* [RECORDS]
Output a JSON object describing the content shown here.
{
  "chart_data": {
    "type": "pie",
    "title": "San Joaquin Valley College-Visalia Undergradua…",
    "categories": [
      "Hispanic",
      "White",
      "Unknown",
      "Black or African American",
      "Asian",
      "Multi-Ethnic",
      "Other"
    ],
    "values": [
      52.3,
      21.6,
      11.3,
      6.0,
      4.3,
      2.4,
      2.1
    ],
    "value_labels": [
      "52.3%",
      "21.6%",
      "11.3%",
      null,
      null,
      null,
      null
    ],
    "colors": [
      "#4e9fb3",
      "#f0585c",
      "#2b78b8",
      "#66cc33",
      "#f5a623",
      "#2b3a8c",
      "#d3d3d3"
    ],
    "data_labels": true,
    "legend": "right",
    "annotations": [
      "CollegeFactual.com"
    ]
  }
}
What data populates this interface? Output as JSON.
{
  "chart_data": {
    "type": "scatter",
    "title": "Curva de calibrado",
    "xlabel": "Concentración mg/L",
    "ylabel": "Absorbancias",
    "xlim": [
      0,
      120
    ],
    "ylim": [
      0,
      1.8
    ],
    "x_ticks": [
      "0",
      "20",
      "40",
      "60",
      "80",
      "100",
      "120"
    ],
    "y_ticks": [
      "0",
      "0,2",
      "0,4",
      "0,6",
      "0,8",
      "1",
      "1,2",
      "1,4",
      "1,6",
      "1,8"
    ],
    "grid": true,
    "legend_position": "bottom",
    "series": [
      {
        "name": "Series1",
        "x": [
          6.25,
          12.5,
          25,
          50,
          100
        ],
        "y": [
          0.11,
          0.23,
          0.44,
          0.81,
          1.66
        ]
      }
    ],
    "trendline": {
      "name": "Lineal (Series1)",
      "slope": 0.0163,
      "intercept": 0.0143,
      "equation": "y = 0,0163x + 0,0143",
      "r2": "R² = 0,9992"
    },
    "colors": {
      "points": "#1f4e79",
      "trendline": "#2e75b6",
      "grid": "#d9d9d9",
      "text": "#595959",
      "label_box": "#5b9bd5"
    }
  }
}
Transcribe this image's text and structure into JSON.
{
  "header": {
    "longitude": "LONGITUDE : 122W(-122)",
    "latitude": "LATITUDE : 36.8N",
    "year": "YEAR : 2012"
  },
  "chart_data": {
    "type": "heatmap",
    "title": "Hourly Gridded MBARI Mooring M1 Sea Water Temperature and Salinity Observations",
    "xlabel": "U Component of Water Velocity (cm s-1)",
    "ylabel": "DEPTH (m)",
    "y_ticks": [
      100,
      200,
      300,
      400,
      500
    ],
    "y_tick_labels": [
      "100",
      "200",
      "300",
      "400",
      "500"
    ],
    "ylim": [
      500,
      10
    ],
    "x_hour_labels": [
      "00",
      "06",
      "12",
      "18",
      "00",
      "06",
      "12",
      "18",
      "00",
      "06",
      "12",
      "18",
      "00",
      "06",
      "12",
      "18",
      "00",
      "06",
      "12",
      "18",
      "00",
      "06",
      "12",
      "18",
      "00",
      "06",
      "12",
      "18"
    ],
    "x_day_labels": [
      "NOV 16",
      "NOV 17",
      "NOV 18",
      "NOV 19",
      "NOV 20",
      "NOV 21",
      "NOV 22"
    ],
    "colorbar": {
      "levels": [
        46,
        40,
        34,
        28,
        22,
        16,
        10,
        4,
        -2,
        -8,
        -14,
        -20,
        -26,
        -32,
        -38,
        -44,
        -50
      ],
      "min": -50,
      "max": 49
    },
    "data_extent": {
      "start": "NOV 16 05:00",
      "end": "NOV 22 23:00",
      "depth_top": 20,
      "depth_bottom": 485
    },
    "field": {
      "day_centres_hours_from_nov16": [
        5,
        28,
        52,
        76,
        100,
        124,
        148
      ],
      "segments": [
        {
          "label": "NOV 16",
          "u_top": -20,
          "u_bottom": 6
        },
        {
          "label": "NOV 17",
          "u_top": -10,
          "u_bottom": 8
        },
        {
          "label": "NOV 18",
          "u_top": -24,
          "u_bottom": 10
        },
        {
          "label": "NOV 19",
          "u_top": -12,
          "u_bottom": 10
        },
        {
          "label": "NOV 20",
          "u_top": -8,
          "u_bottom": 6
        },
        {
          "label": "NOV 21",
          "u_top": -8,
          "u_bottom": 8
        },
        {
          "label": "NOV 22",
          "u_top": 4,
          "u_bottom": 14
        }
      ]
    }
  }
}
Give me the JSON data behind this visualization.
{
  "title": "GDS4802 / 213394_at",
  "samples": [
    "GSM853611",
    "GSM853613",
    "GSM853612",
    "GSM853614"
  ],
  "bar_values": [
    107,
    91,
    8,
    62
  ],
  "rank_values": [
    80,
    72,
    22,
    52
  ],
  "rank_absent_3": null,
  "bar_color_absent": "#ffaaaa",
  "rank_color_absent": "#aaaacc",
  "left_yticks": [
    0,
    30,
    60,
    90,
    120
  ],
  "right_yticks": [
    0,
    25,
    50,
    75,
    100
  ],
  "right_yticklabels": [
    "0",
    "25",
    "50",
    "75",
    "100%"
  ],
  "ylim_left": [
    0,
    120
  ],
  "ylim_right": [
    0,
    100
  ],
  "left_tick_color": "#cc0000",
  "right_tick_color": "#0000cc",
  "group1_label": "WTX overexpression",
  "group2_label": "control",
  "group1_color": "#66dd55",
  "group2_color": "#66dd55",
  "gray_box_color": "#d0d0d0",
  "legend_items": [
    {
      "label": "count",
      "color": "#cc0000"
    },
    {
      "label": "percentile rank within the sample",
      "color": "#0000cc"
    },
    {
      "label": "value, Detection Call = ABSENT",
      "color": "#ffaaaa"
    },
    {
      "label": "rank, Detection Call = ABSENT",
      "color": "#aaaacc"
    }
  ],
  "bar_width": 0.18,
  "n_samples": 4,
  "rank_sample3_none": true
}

* [SET PROBLEM] Collect every line above that contains the word "JSON".

* [TASK ANSWER]
Output a JSON object describing the content shown here.
What data populates this interface? Output as JSON.
Transcribe this image's text and structure into JSON.
Give me the JSON data behind this visualization.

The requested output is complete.